§ Directions
Report how many lines hold the word "補助輪卒業"; give nothing but the number.
==== Records shown ====
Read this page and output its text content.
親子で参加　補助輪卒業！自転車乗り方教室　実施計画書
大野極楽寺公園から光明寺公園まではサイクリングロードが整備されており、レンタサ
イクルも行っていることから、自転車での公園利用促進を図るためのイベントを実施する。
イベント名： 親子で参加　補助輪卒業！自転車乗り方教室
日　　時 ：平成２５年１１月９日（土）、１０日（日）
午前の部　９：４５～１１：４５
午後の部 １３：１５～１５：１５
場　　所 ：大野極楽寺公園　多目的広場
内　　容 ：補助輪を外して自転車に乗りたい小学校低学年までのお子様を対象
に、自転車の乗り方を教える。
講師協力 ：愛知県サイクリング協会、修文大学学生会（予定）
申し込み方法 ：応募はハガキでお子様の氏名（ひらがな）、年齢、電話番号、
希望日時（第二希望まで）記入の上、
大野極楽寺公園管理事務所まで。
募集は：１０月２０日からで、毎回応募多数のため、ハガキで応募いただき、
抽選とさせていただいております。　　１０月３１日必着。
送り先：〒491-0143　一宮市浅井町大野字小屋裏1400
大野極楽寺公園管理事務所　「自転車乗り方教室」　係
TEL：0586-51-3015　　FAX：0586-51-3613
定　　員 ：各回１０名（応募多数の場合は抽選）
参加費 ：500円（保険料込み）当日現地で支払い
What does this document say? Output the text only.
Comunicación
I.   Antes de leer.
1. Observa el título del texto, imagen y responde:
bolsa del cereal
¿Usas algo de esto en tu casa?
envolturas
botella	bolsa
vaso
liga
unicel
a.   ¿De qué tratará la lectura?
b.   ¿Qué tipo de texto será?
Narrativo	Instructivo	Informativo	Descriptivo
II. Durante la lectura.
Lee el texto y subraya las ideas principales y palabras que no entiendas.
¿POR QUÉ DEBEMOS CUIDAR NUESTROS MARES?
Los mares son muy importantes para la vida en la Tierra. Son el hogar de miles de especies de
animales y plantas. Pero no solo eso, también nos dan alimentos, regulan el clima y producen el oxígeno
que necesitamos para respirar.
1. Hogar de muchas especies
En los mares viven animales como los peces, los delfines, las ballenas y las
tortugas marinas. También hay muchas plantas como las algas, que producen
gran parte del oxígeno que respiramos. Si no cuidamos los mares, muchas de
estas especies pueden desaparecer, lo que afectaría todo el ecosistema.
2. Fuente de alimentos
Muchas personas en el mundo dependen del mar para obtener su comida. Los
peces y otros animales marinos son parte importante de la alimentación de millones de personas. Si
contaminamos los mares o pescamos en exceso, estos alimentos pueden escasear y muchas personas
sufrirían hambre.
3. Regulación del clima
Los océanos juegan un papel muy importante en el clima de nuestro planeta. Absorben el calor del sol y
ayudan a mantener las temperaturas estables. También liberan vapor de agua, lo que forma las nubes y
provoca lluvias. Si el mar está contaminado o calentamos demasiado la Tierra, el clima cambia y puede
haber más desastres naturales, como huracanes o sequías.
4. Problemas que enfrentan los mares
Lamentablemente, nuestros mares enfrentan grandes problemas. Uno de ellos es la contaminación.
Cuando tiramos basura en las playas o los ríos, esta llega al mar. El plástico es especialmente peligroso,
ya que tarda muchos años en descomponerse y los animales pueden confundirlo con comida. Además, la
====
§ Correct answer
2